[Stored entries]
· · · · · · ·
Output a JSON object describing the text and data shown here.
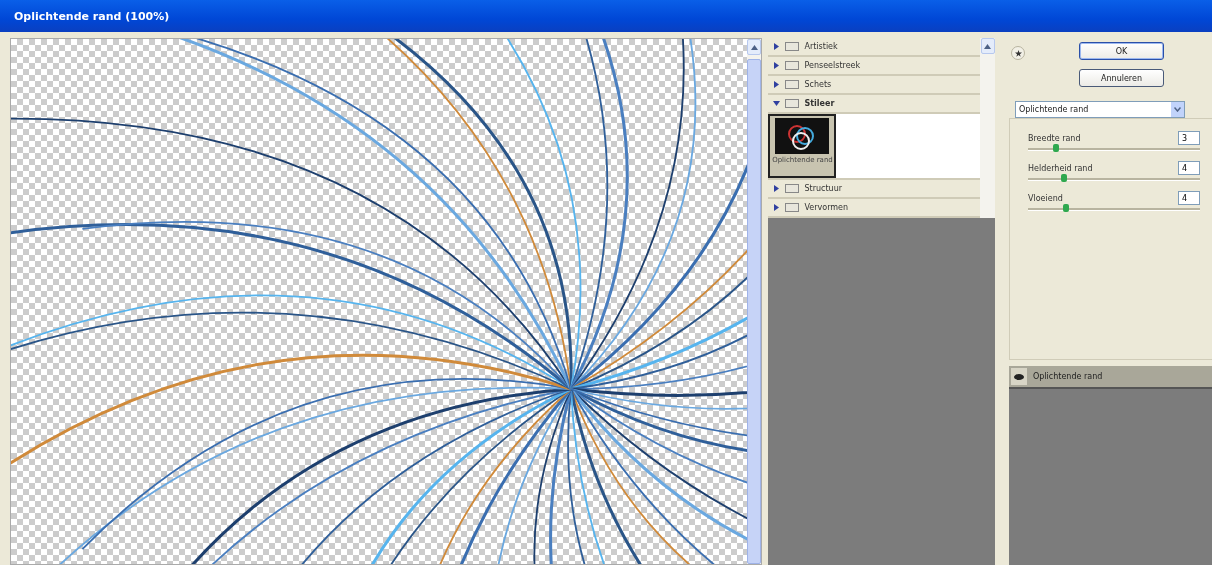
{
  "window": {
    "title": "Oplichtende rand (100%)"
  },
  "categories": [
    {
      "label": "Artistiek",
      "expanded": false
    },
    {
      "label": "Penseelstreek",
      "expanded": false
    },
    {
      "label": "Schets",
      "expanded": false
    },
    {
      "label": "Stileer",
      "expanded": true,
      "filters": [
        {
          "label": "Oplichtende rand",
          "selected": true
        }
      ]
    },
    {
      "label": "Structuur",
      "expanded": false
    },
    {
      "label": "Vervormen",
      "expanded": false
    }
  ],
  "buttons": [
    {
      "label": "OK",
      "kind": "default"
    },
    {
      "label": "Annuleren",
      "kind": "normal"
    }
  ],
  "filter_select": {
    "value": "Oplichtende rand"
  },
  "settings": [
    {
      "label": "Breedte rand",
      "value": "3",
      "level": 0.16
    },
    {
      "label": "Helderheid rand",
      "value": "4",
      "level": 0.21
    },
    {
      "label": "Vloeiend",
      "value": "4",
      "level": 0.22
    }
  ],
  "layers": [
    {
      "label": "Oplichtende rand",
      "visible": true
    }
  ]
}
· · · · · · ·
> _What the task requires_:
Copy each line above precisely, dropping the pictures.

> _Final result_:
Output a JSON object describing the text and data shown here.
{
  "window": {
    "title": "Oplichtende rand (100%)"
  },
  "categories": [
    {
      "label": "Artistiek",
      "expanded": false
    },
    {
      "label": "Penseelstreek",
      "expanded": false
    },
    {
      "label": "Schets",
      "expanded": false
    },
    {
      "label": "Stileer",
      "expanded": true,
      "filters": [
        {
          "label": "Oplichtende rand",
          "selected": true
        }
      ]
    },
    {
      "label": "Structuur",
      "expanded": false
    },
    {
      "label": "Vervormen",
      "expanded": false
    }
  ],
  "buttons": [
    {
      "label": "OK",
      "kind": "default"
    },
    {
      "label": "Annuleren",
      "kind": "normal"
    }
  ],
  "filter_select": {
    "value": "Oplichtende rand"
  },
  "settings": [
    {
      "label": "Breedte rand",
      "value": "3",
      "level": 0.16
    },
    {
      "label": "Helderheid rand",
      "value": "4",
      "level": 0.21
    },
    {
      "label": "Vloeiend",
      "value": "4",
      "level": 0.22
    }
  ],
  "layers": [
    {
      "label": "Oplichtende rand",
      "visible": true
    }
  ]
}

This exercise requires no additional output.